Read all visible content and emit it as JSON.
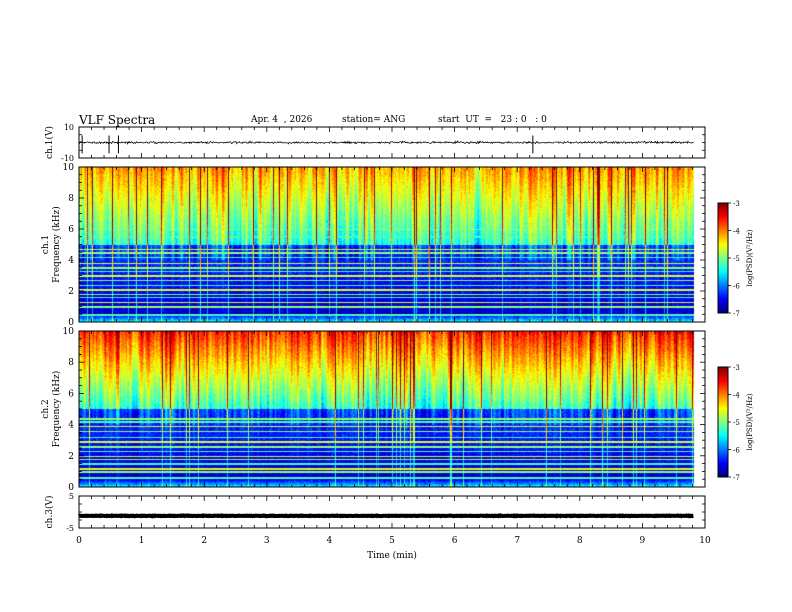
{
  "header": {
    "title": "VLF Spectra",
    "date": "Apr. 4  , 2026",
    "station": "station= ANG",
    "start": "start  UT  =   23 : 0   : 0"
  },
  "chart_data": [
    {
      "type": "line",
      "panel": "ch1-waveform",
      "ylabel": "ch.1(V)",
      "ylim": [
        -10,
        10
      ],
      "yticks": [
        "10",
        "-10"
      ],
      "baseline_value": 0,
      "xlim": [
        0,
        10
      ],
      "data_end_min": 9.82,
      "spikes_min": [
        0.05,
        0.48,
        0.63,
        7.25
      ]
    },
    {
      "type": "heatmap",
      "panel": "ch1-spectrogram",
      "ylabel": "Frequency  (kHz)",
      "channel_label": "ch.1",
      "ylim": [
        0,
        10
      ],
      "yticks": [
        "0",
        "2",
        "4",
        "6",
        "8",
        "10"
      ],
      "xlim": [
        0,
        10
      ],
      "data_end_min": 9.82,
      "hum_lines_khz": [
        0.5,
        1.0,
        1.3,
        1.6,
        1.8,
        2.1,
        2.4,
        2.7,
        3.0,
        3.3,
        3.5,
        3.8,
        4.2,
        4.5,
        4.7,
        5.5,
        6.0
      ],
      "colorbar": {
        "label": "log(PSD)(V²/Hz)",
        "min": -7,
        "max": -3,
        "ticks": [
          "-3",
          "-4",
          "-5",
          "-6",
          "-7"
        ]
      }
    },
    {
      "type": "heatmap",
      "panel": "ch2-spectrogram",
      "ylabel": "Frequency  (kHz)",
      "channel_label": "ch.2",
      "ylim": [
        0,
        10
      ],
      "yticks": [
        "0",
        "2",
        "4",
        "6",
        "8",
        "10"
      ],
      "xlim": [
        0,
        10
      ],
      "data_end_min": 9.82,
      "hum_lines_khz": [
        0.6,
        1.0,
        1.2,
        1.5,
        1.8,
        2.0,
        2.3,
        2.6,
        2.9,
        3.2,
        3.6,
        3.9,
        4.2,
        4.4
      ],
      "colorbar": {
        "label": "log(PSD)(V²/Hz)",
        "min": -7,
        "max": -3,
        "ticks": [
          "-3",
          "-4",
          "-5",
          "-6",
          "-7"
        ]
      }
    },
    {
      "type": "line",
      "panel": "ch3-waveform",
      "ylabel": "ch.3(V)",
      "ylim": [
        -5,
        5
      ],
      "yticks": [
        "5",
        "-5"
      ],
      "baseline_value": -1.2,
      "xlim": [
        0,
        10
      ],
      "data_end_min": 9.82
    }
  ],
  "xaxis": {
    "label": "Time  (min)",
    "ticks": [
      "0",
      "1",
      "2",
      "3",
      "4",
      "5",
      "6",
      "7",
      "8",
      "9",
      "10"
    ]
  }
}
◇ ◇ ◇ ◇ ◇ ◇ ◇
■ **AIM**
Go through the records line by line and count those containing the string "waveform". Give only the total.

■ **EXERCISE RESPONSE**
2